From the entries that follow, extract each line holding the string "this".
[Start Entries]
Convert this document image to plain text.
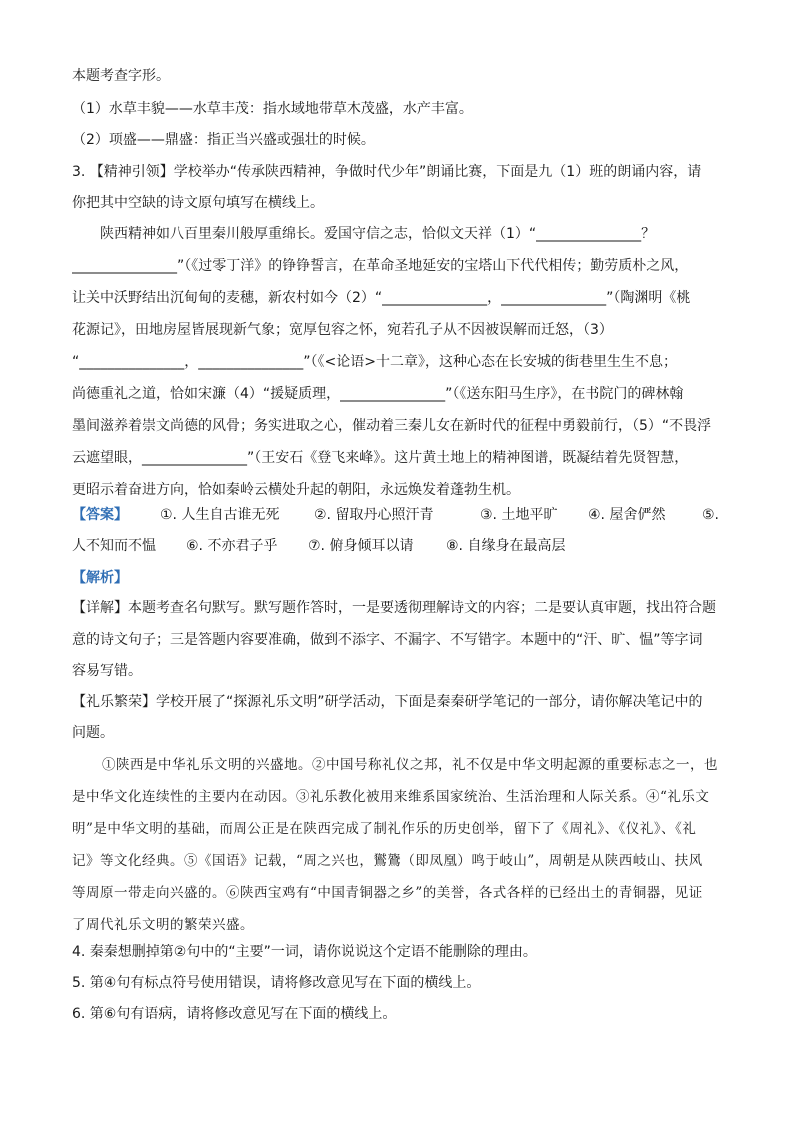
本题考查字形。
（1）水草丰貌——水草丰茂：指水域地带草木茂盛，水产丰富。
（2）项盛——鼎盛：指正当兴盛或强壮的时候。
3. 【精神引领】学校举办“传承陕西精神，争做时代少年”朗诵比赛，下面是九（1）班的朗诵内容，请
你把其中空缺的诗文原句填写在横线上。
陕西精神如八百里秦川般厚重绵长。爱国守信之志，恰似文天祥（1）“_______________？
_______________”（《过零丁洋》的铮铮誓言，在革命圣地延安的宝塔山下代代相传；勤劳质朴之风，
让关中沃野结出沉甸甸的麦穗，新农村如今（2）“_______________，_______________”（陶渊明《桃
花源记》，田地房屋皆展现新气象；宽厚包容之怀，宛若孔子从不因被误解而迁怒，（3）
“_______________，_______________”（《<论语>十二章》，这种心态在长安城的街巷里生生不息；
尚德重礼之道，恰如宋濂（4）“援疑质理，_______________”（《送东阳马生序》，在书院门的碑林翰
墨间滋养着崇文尚德的风骨；务实进取之心，催动着三秦儿女在新时代的征程中勇毅前行，（5）“不畏浮
云遮望眼，_______________”（王安石《登飞来峰》。这片黄土地上的精神图谱，既凝结着先贤智慧，
更昭示着奋进方向，恰如秦岭云横处升起的朝阳，永远焕发着蓬勃生机。
【答案】 ①. 人生自古谁无死 ②. 留取丹心照汗青	③. 土地平旷 ④. 屋舍俨然	⑤.
人不知而不愠 ⑥. 不亦君子乎 ⑦. 俯身倾耳以请 ⑧. 自缘身在最高层
【解析】
【详解】本题考查名句默写。默写题作答时，一是要透彻理解诗文的内容；二是要认真审题，找出符合题
意的诗文句子；三是答题内容要准确，做到不添字、不漏字、不写错字。本题中的“汗、旷、愠”等字词
容易写错。
【礼乐繁荣】学校开展了“探源礼乐文明”研学活动，下面是秦秦研学笔记的一部分，请你解决笔记中的
问题。
①陕西是中华礼乐文明的兴盛地。②中国号称礼仪之邦，礼不仅是中华文明起源的重要标志之一，也
是中华文化连续性的主要内在动因。③礼乐教化被用来维系国家统治、生活治理和人际关系。④“礼乐文
明”是中华文明的基础，而周公正是在陕西完成了制礼作乐的历史创举，留下了《周礼》、《仪礼》、《礼
记》等文化经典。⑤《国语》记载，“周之兴也，鸑鷟（即凤凰）鸣于岐山”，周朝是从陕西岐山、扶风
等周原一带走向兴盛的。⑥陕西宝鸡有“中国青铜器之乡”的美誉，各式各样的已经出土的青铜器，见证
了周代礼乐文明的繁荣兴盛。
4. 秦秦想删掉第②句中的“主要”一词，请你说说这个定语不能删除的理由。
5. 第④句有标点符号使用错误，请将修改意见写在下面的横线上。
6. 第⑥句有语病，请将修改意见写在下面的横线上。
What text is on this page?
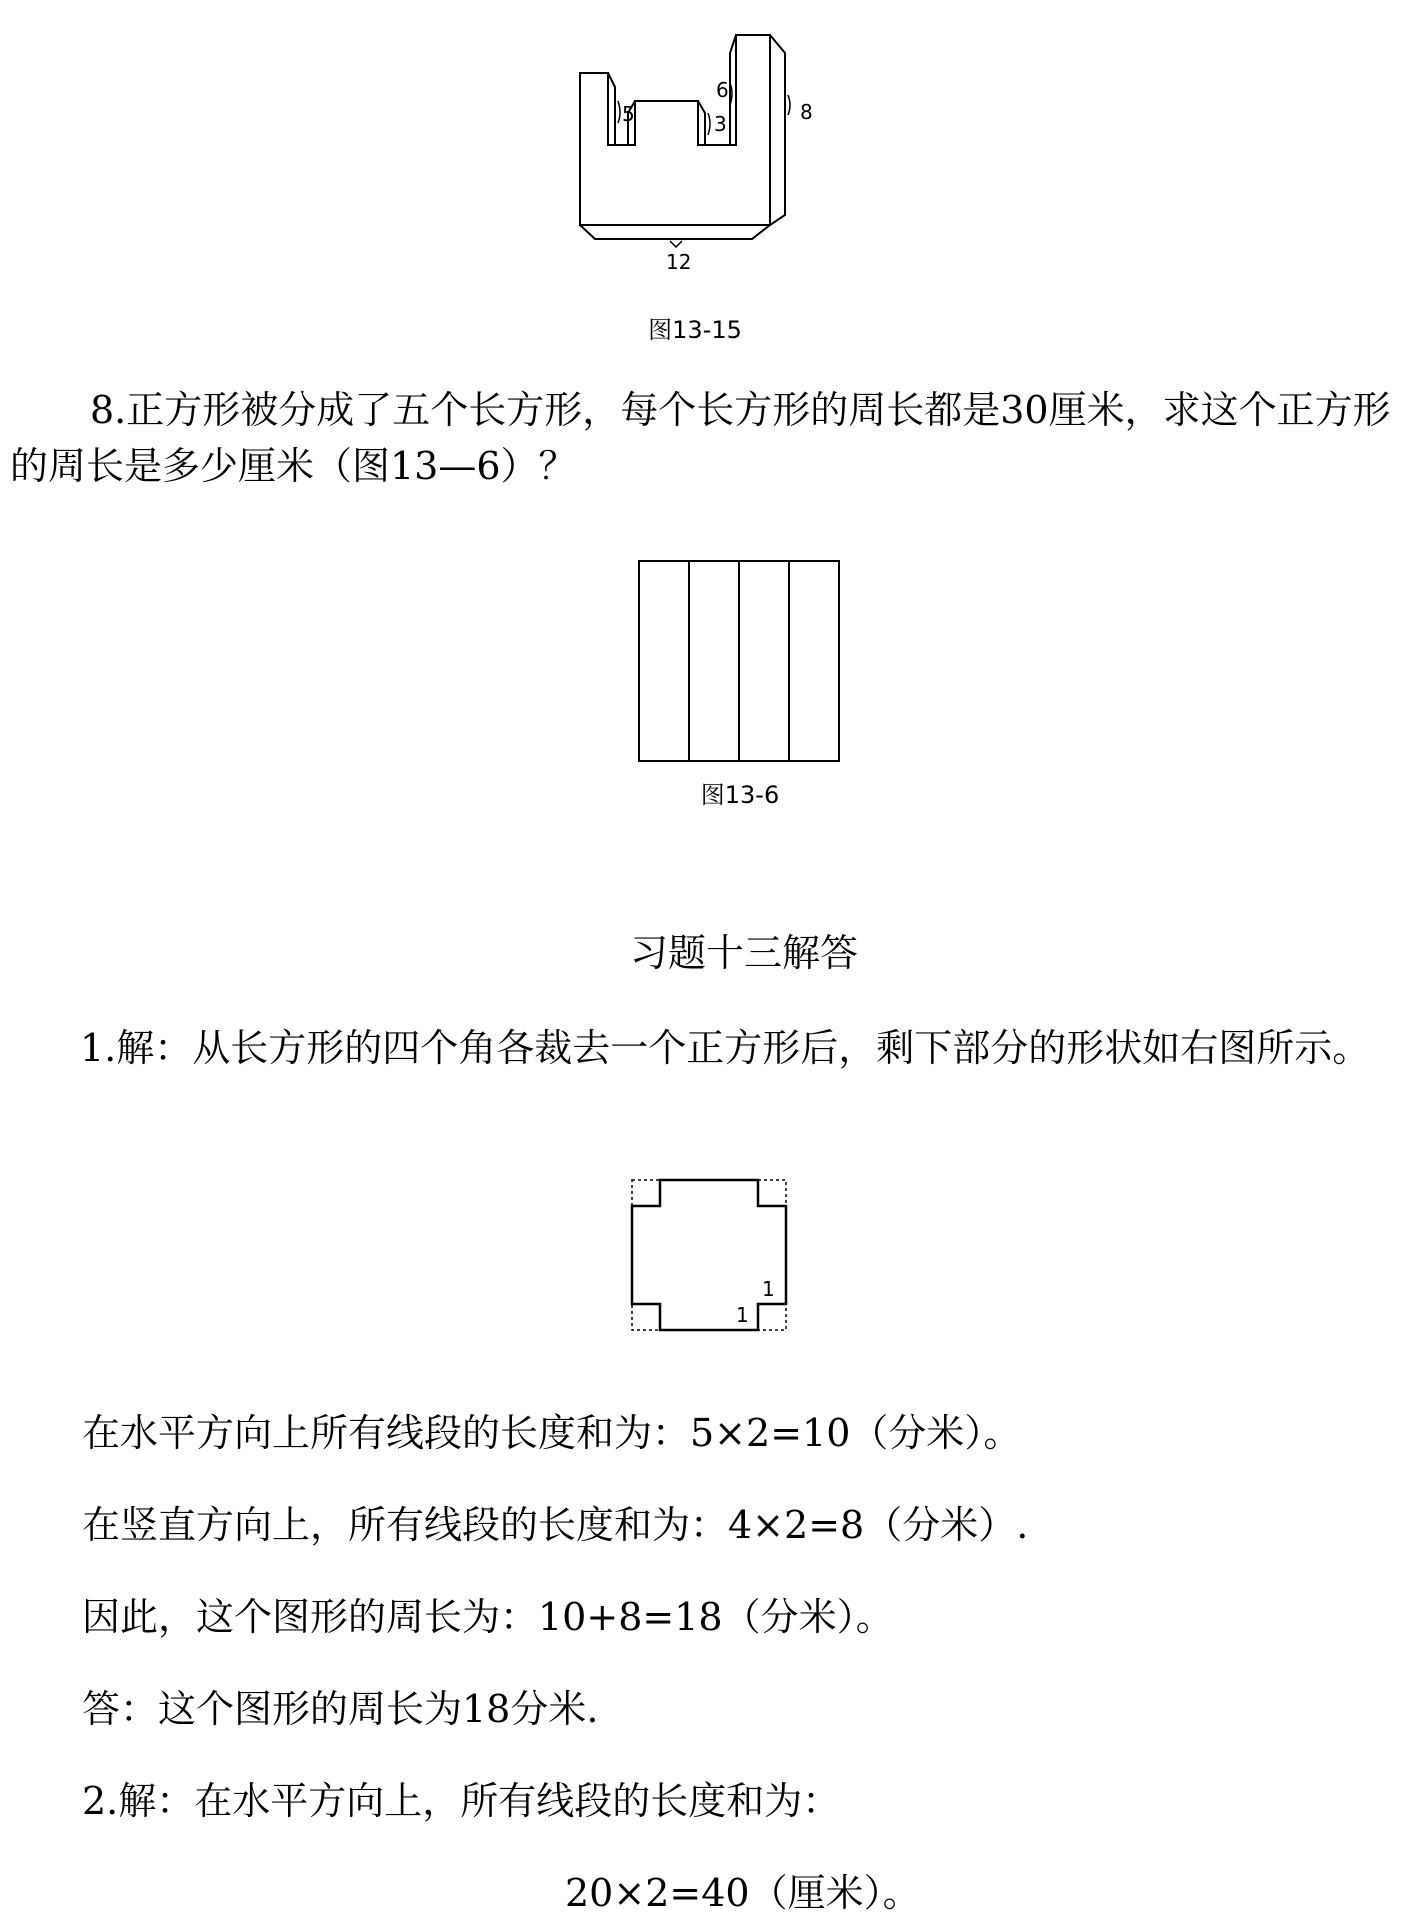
5
6
3	8
12
图13-15

8.正方形被分成了五个长方形，每个长方形的周长都是30厘米，求这个正方形的周长是多少厘米（图13—6）？

图13-6
习题十三解答

1.解：从长方形的四个角各裁去一个正方形后，剩下部分的形状如右图所示。

1
1

在水平方向上所有线段的长度和为：5×2=10（分米）。

在竖直方向上，所有线段的长度和为：4×2=8（分米）.

因此，这个图形的周长为：10+8=18（分米）。

答：这个图形的周长为18分米.

2.解：在水平方向上，所有线段的长度和为：

20×2=40（厘米）。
[End Entries]
▶ Task result:
Convert this document image to plain text.
What text is on this page?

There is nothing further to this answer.